━━ ITEMS

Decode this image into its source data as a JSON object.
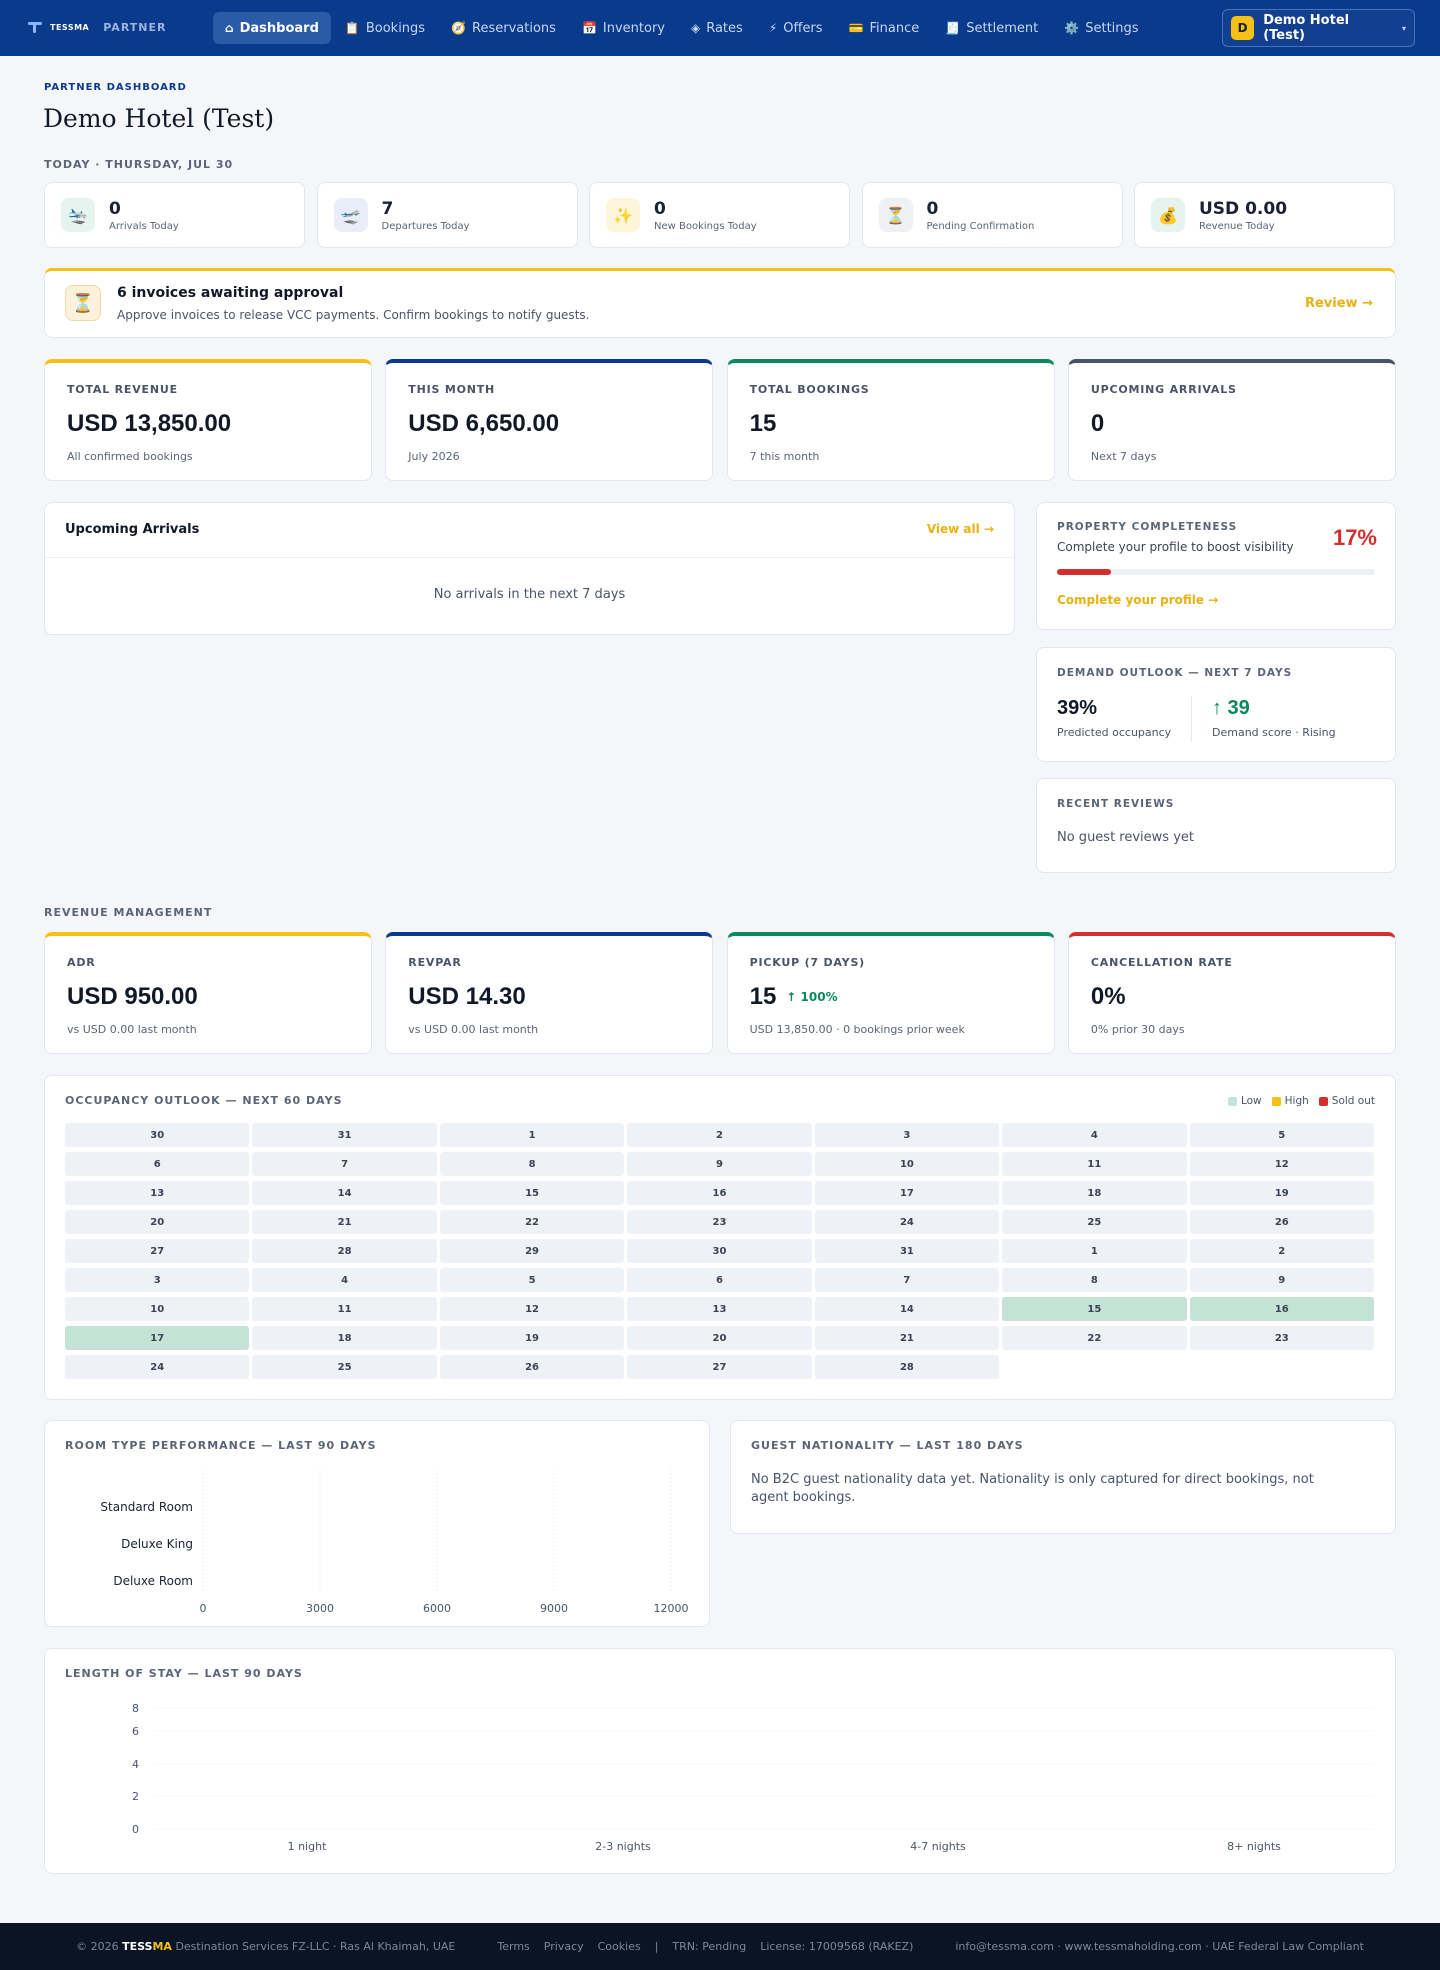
{
  "nav": {
    "brand": "TESSMA",
    "partner_label": "PARTNER",
    "items": [
      {
        "icon": "⌂",
        "label": "Dashboard"
      },
      {
        "icon": "📋",
        "label": "Bookings"
      },
      {
        "icon": "🧭",
        "label": "Reservations"
      },
      {
        "icon": "📅",
        "label": "Inventory"
      },
      {
        "icon": "◈",
        "label": "Rates"
      },
      {
        "icon": "⚡",
        "label": "Offers"
      },
      {
        "icon": "💳",
        "label": "Finance"
      },
      {
        "icon": "🧾",
        "label": "Settlement"
      },
      {
        "icon": "⚙️",
        "label": "Settings"
      }
    ],
    "account": {
      "initial": "D",
      "name": "Demo Hotel (Test)",
      "caret": "▾"
    }
  },
  "header": {
    "kicker": "PARTNER DASHBOARD",
    "title": "Demo Hotel (Test)"
  },
  "today": {
    "label": "TODAY · THURSDAY, JUL 30",
    "cards": [
      {
        "icon": "🛬",
        "value": "0",
        "label": "Arrivals Today",
        "bg": "#e6f4ef"
      },
      {
        "icon": "🛫",
        "value": "7",
        "label": "Departures Today",
        "bg": "#e8edf8"
      },
      {
        "icon": "✨",
        "value": "0",
        "label": "New Bookings Today",
        "bg": "#fdf6dc"
      },
      {
        "icon": "⏳",
        "value": "0",
        "label": "Pending Confirmation",
        "bg": "#eef0f4"
      },
      {
        "icon": "💰",
        "value": "USD 0.00",
        "label": "Revenue Today",
        "bg": "#e6f4ef"
      }
    ]
  },
  "alert": {
    "icon": "⏳",
    "title": "6 invoices awaiting approval",
    "text": "Approve invoices to release VCC payments. Confirm bookings to notify guests.",
    "action": "Review →"
  },
  "stats": [
    {
      "label": "TOTAL REVENUE",
      "value": "USD 13,850.00",
      "sub": "All confirmed bookings",
      "color": "#f6c015"
    },
    {
      "label": "THIS MONTH",
      "value": "USD 6,650.00",
      "sub": "July 2026",
      "color": "#0a3a8c"
    },
    {
      "label": "TOTAL BOOKINGS",
      "value": "15",
      "sub": "7 this month",
      "color": "#0a8a5c"
    },
    {
      "label": "UPCOMING ARRIVALS",
      "value": "0",
      "sub": "Next 7 days",
      "color": "#4a5468"
    }
  ],
  "arrivals": {
    "title": "Upcoming Arrivals",
    "view_all": "View all →",
    "empty": "No arrivals in the next 7 days"
  },
  "completeness": {
    "label": "PROPERTY COMPLETENESS",
    "sub": "Complete your profile to boost visibility",
    "percent": "17%",
    "fraction": 0.17,
    "link": "Complete your profile →"
  },
  "demand": {
    "label": "DEMAND OUTLOOK — NEXT 7 DAYS",
    "occupancy": "39%",
    "occupancy_label": "Predicted occupancy",
    "score": "↑ 39",
    "score_label": "Demand score · Rising"
  },
  "reviews": {
    "label": "RECENT REVIEWS",
    "empty": "No guest reviews yet"
  },
  "revenue_mgmt": {
    "label": "REVENUE MANAGEMENT",
    "cards": [
      {
        "label": "ADR",
        "value": "USD 950.00",
        "sub": "vs USD 0.00 last month",
        "color": "#f6c015",
        "trend": ""
      },
      {
        "label": "REVPAR",
        "value": "USD 14.30",
        "sub": "vs USD 0.00 last month",
        "color": "#0a3a8c",
        "trend": ""
      },
      {
        "label": "PICKUP (7 DAYS)",
        "value": "15",
        "sub": "USD 13,850.00 · 0 bookings prior week",
        "color": "#0a8a5c",
        "trend": "↑ 100%"
      },
      {
        "label": "CANCELLATION RATE",
        "value": "0%",
        "sub": "0% prior 30 days",
        "color": "#d32f2f",
        "trend": ""
      }
    ]
  },
  "occupancy": {
    "label": "OCCUPANCY OUTLOOK — NEXT 60 DAYS",
    "legend": [
      {
        "label": "Low",
        "color": "#c4e3d6"
      },
      {
        "label": "High",
        "color": "#f6c015"
      },
      {
        "label": "Sold out",
        "color": "#d32f2f"
      }
    ],
    "days": [
      {
        "d": "30",
        "s": ""
      },
      {
        "d": "31",
        "s": ""
      },
      {
        "d": "1",
        "s": ""
      },
      {
        "d": "2",
        "s": ""
      },
      {
        "d": "3",
        "s": ""
      },
      {
        "d": "4",
        "s": ""
      },
      {
        "d": "5",
        "s": ""
      },
      {
        "d": "6",
        "s": ""
      },
      {
        "d": "7",
        "s": ""
      },
      {
        "d": "8",
        "s": ""
      },
      {
        "d": "9",
        "s": ""
      },
      {
        "d": "10",
        "s": ""
      },
      {
        "d": "11",
        "s": ""
      },
      {
        "d": "12",
        "s": ""
      },
      {
        "d": "13",
        "s": ""
      },
      {
        "d": "14",
        "s": ""
      },
      {
        "d": "15",
        "s": ""
      },
      {
        "d": "16",
        "s": ""
      },
      {
        "d": "17",
        "s": ""
      },
      {
        "d": "18",
        "s": ""
      },
      {
        "d": "19",
        "s": ""
      },
      {
        "d": "20",
        "s": ""
      },
      {
        "d": "21",
        "s": ""
      },
      {
        "d": "22",
        "s": ""
      },
      {
        "d": "23",
        "s": ""
      },
      {
        "d": "24",
        "s": ""
      },
      {
        "d": "25",
        "s": ""
      },
      {
        "d": "26",
        "s": ""
      },
      {
        "d": "27",
        "s": ""
      },
      {
        "d": "28",
        "s": ""
      },
      {
        "d": "29",
        "s": ""
      },
      {
        "d": "30",
        "s": ""
      },
      {
        "d": "31",
        "s": ""
      },
      {
        "d": "1",
        "s": ""
      },
      {
        "d": "2",
        "s": ""
      },
      {
        "d": "3",
        "s": ""
      },
      {
        "d": "4",
        "s": ""
      },
      {
        "d": "5",
        "s": ""
      },
      {
        "d": "6",
        "s": ""
      },
      {
        "d": "7",
        "s": ""
      },
      {
        "d": "8",
        "s": ""
      },
      {
        "d": "9",
        "s": ""
      },
      {
        "d": "10",
        "s": ""
      },
      {
        "d": "11",
        "s": ""
      },
      {
        "d": "12",
        "s": ""
      },
      {
        "d": "13",
        "s": ""
      },
      {
        "d": "14",
        "s": ""
      },
      {
        "d": "15",
        "s": "low"
      },
      {
        "d": "16",
        "s": "low"
      },
      {
        "d": "17",
        "s": "low"
      },
      {
        "d": "18",
        "s": ""
      },
      {
        "d": "19",
        "s": ""
      },
      {
        "d": "20",
        "s": ""
      },
      {
        "d": "21",
        "s": ""
      },
      {
        "d": "22",
        "s": ""
      },
      {
        "d": "23",
        "s": ""
      },
      {
        "d": "24",
        "s": ""
      },
      {
        "d": "25",
        "s": ""
      },
      {
        "d": "26",
        "s": ""
      },
      {
        "d": "27",
        "s": ""
      },
      {
        "d": "28",
        "s": ""
      }
    ]
  },
  "room_perf": {
    "label": "ROOM TYPE PERFORMANCE — LAST 90 DAYS"
  },
  "nationality": {
    "label": "GUEST NATIONALITY — LAST 180 DAYS",
    "empty": "No B2C guest nationality data yet. Nationality is only captured for direct bookings, not agent bookings."
  },
  "los": {
    "label": "LENGTH OF STAY — LAST 90 DAYS"
  },
  "chart_data": [
    {
      "type": "bar",
      "orientation": "horizontal",
      "categories": [
        "Standard Room",
        "Deluxe King",
        "Deluxe Room"
      ],
      "values": [
        0,
        0,
        0
      ],
      "xlim": [
        0,
        12000
      ],
      "xticks": [
        "0",
        "3000",
        "6000",
        "9000",
        "12000"
      ],
      "grid": true
    },
    {
      "type": "bar",
      "categories": [
        "1 night",
        "2-3 nights",
        "4-7 nights",
        "8+ nights"
      ],
      "values": [
        0,
        0,
        0,
        0
      ],
      "ylim": [
        0,
        8
      ],
      "yticks": [
        "0",
        "2",
        "4",
        "6",
        "8"
      ],
      "grid": true
    }
  ],
  "footer": {
    "copyright": "© 2026",
    "brand_a": "TESS",
    "brand_b": "MA",
    "company": "Destination Services FZ-LLC · Ras Al Khaimah, UAE",
    "links": [
      "Terms",
      "Privacy",
      "Cookies"
    ],
    "sep": "|",
    "trn": "TRN: Pending",
    "license": "License: 17009568 (RAKEZ)",
    "contact": "info@tessma.com · www.tessmaholding.com · UAE Federal Law Compliant"
  }
}
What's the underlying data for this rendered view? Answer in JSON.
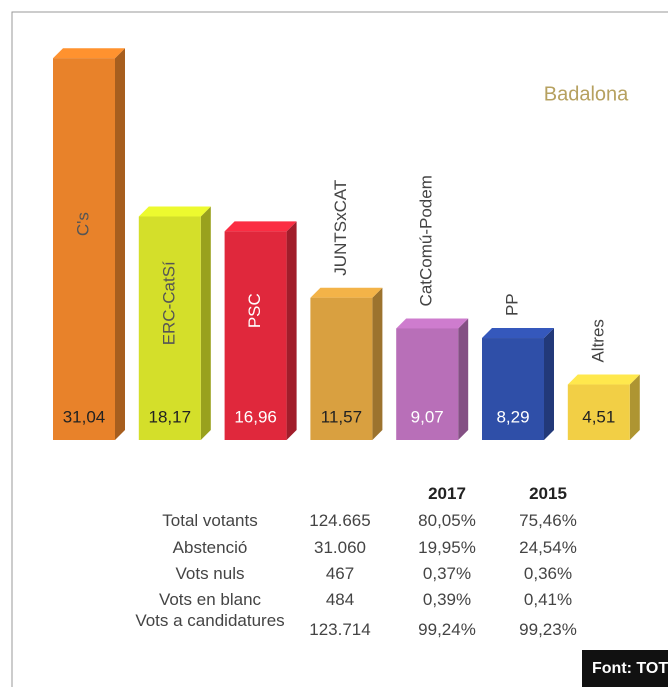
{
  "chart_data": {
    "type": "bar",
    "title": "Badalona",
    "categories": [
      "C's",
      "ERC-CatSí",
      "PSC",
      "JUNTSxCAT",
      "CatComú-Podem",
      "PP",
      "Altres"
    ],
    "values": [
      31.04,
      18.17,
      16.96,
      11.57,
      9.07,
      8.29,
      4.51
    ],
    "value_labels": [
      "31,04",
      "18,17",
      "16,96",
      "11,57",
      "9,07",
      "8,29",
      "4,51"
    ],
    "colors": [
      "#e8822a",
      "#d4df2a",
      "#e0283c",
      "#d9a040",
      "#b86fb8",
      "#2f4fa8",
      "#f2cf45"
    ]
  },
  "table": {
    "header": [
      "2017",
      "2015"
    ],
    "rows": [
      [
        "Total votants",
        "124.665",
        "80,05%",
        "75,46%"
      ],
      [
        "Abstenció",
        "31.060",
        "19,95%",
        "24,54%"
      ],
      [
        "Vots nuls",
        "467",
        "0,37%",
        "0,36%"
      ],
      [
        "Vots en blanc",
        "484",
        "0,39%",
        "0,41%"
      ],
      [
        "Vots a candidatures",
        "123.714",
        "99,24%",
        "99,23%"
      ]
    ]
  },
  "source": "Font: TOT"
}
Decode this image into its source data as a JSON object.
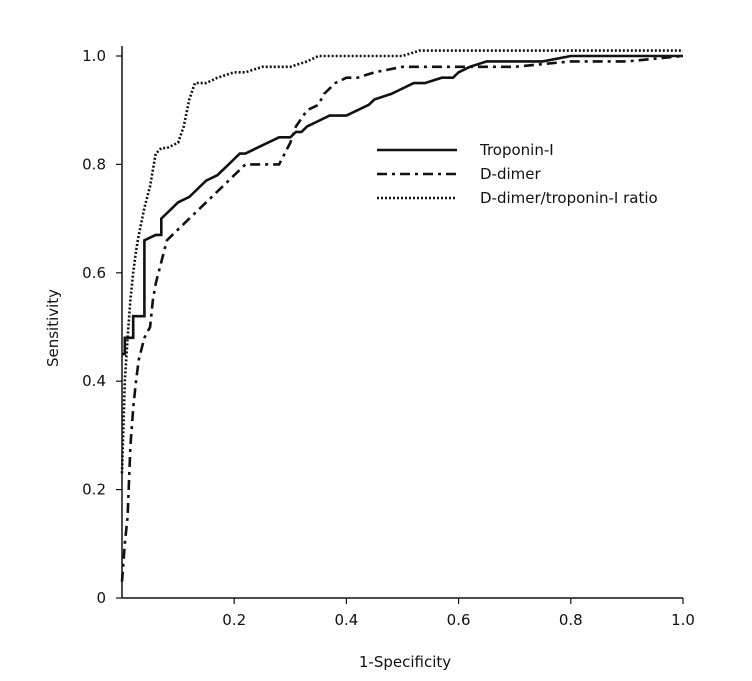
{
  "chart_data": {
    "type": "line",
    "title": "",
    "xlabel": "1-Specificity",
    "ylabel": "Sensitivity",
    "xlim": [
      0,
      1
    ],
    "ylim": [
      0,
      1
    ],
    "x_ticks": [
      {
        "value": 0.2,
        "label": "0.2"
      },
      {
        "value": 0.4,
        "label": "0.4"
      },
      {
        "value": 0.6,
        "label": "0.6"
      },
      {
        "value": 0.8,
        "label": "0.8"
      },
      {
        "value": 1.0,
        "label": "1.0"
      }
    ],
    "y_ticks": [
      {
        "value": 0,
        "label": "0"
      },
      {
        "value": 0.2,
        "label": "0.2"
      },
      {
        "value": 0.4,
        "label": "0.4"
      },
      {
        "value": 0.6,
        "label": "0.6"
      },
      {
        "value": 0.8,
        "label": "0.8"
      },
      {
        "value": 1.0,
        "label": "1.0"
      }
    ],
    "grid": false,
    "legend_position": "center-right",
    "series": [
      {
        "name": "Troponin-I",
        "style": "solid",
        "color": "#111111",
        "x": [
          0,
          0,
          0.005,
          0.005,
          0.02,
          0.02,
          0.04,
          0.04,
          0.06,
          0.07,
          0.07,
          0.08,
          0.09,
          0.1,
          0.12,
          0.13,
          0.14,
          0.15,
          0.17,
          0.18,
          0.19,
          0.2,
          0.21,
          0.22,
          0.24,
          0.26,
          0.28,
          0.3,
          0.31,
          0.32,
          0.33,
          0.35,
          0.37,
          0.39,
          0.4,
          0.42,
          0.44,
          0.45,
          0.48,
          0.5,
          0.52,
          0.54,
          0.57,
          0.59,
          0.6,
          0.62,
          0.65,
          0.7,
          0.75,
          0.8,
          0.85,
          0.9,
          0.95,
          1.0
        ],
        "y": [
          0.45,
          0.45,
          0.45,
          0.48,
          0.48,
          0.52,
          0.52,
          0.66,
          0.67,
          0.67,
          0.7,
          0.71,
          0.72,
          0.73,
          0.74,
          0.75,
          0.76,
          0.77,
          0.78,
          0.79,
          0.8,
          0.81,
          0.82,
          0.82,
          0.83,
          0.84,
          0.85,
          0.85,
          0.86,
          0.86,
          0.87,
          0.88,
          0.89,
          0.89,
          0.89,
          0.9,
          0.91,
          0.92,
          0.93,
          0.94,
          0.95,
          0.95,
          0.96,
          0.96,
          0.97,
          0.98,
          0.99,
          0.99,
          0.99,
          1.0,
          1.0,
          1.0,
          1.0,
          1.0
        ]
      },
      {
        "name": "D-dimer",
        "style": "dash-dot",
        "color": "#111111",
        "x": [
          0,
          0.005,
          0.01,
          0.015,
          0.02,
          0.025,
          0.03,
          0.04,
          0.05,
          0.055,
          0.06,
          0.07,
          0.08,
          0.1,
          0.12,
          0.14,
          0.16,
          0.18,
          0.2,
          0.22,
          0.24,
          0.26,
          0.28,
          0.3,
          0.31,
          0.33,
          0.35,
          0.36,
          0.38,
          0.4,
          0.42,
          0.45,
          0.5,
          0.55,
          0.6,
          0.65,
          0.7,
          0.8,
          0.9,
          1.0
        ],
        "y": [
          0.03,
          0.1,
          0.15,
          0.28,
          0.35,
          0.4,
          0.44,
          0.48,
          0.5,
          0.55,
          0.58,
          0.62,
          0.66,
          0.68,
          0.7,
          0.72,
          0.74,
          0.76,
          0.78,
          0.8,
          0.8,
          0.8,
          0.8,
          0.84,
          0.87,
          0.9,
          0.91,
          0.93,
          0.95,
          0.96,
          0.96,
          0.97,
          0.98,
          0.98,
          0.98,
          0.98,
          0.98,
          0.99,
          0.99,
          1.0
        ]
      },
      {
        "name": "D-dimer/troponin-I ratio",
        "style": "dotted",
        "color": "#111111",
        "x": [
          0,
          0.005,
          0.01,
          0.015,
          0.02,
          0.025,
          0.03,
          0.04,
          0.05,
          0.06,
          0.07,
          0.08,
          0.1,
          0.11,
          0.12,
          0.13,
          0.15,
          0.17,
          0.2,
          0.22,
          0.25,
          0.3,
          0.33,
          0.35,
          0.4,
          0.45,
          0.5,
          0.53,
          0.55,
          0.6,
          0.7,
          0.8,
          0.9,
          1.0
        ],
        "y": [
          0.23,
          0.4,
          0.48,
          0.55,
          0.6,
          0.64,
          0.67,
          0.72,
          0.76,
          0.82,
          0.83,
          0.83,
          0.84,
          0.87,
          0.92,
          0.95,
          0.95,
          0.96,
          0.97,
          0.97,
          0.98,
          0.98,
          0.99,
          1.0,
          1.0,
          1.0,
          1.0,
          1.01,
          1.01,
          1.01,
          1.01,
          1.01,
          1.01,
          1.01
        ]
      }
    ]
  }
}
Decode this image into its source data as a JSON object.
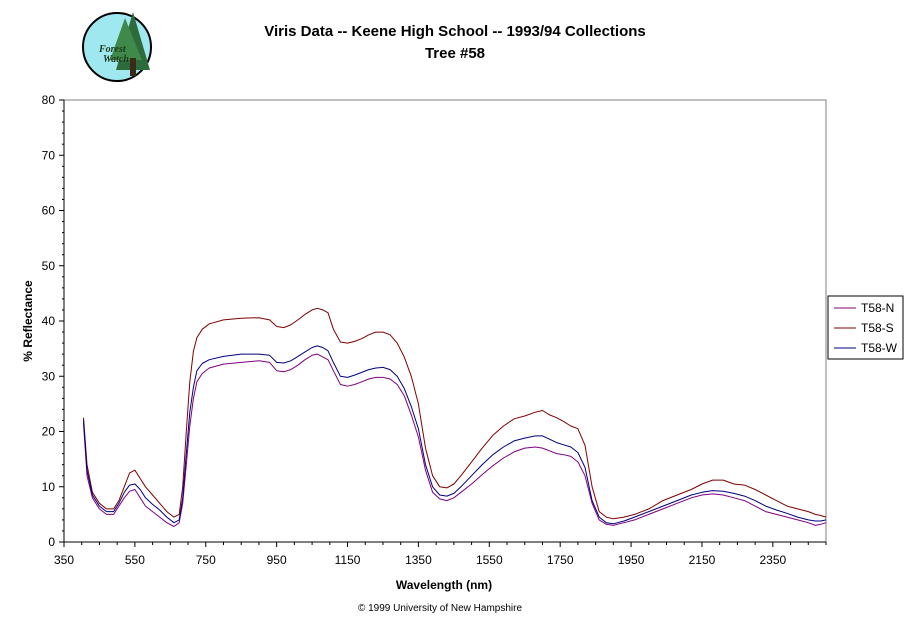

━━━━

• PROBLEM REQUIREMENTS: Search the records for the word "profile". Copy every line that has it.

• THE OUTPUT:
    "sub": "Complete your profile to boost visibility",
    "link": "Complete your profile →"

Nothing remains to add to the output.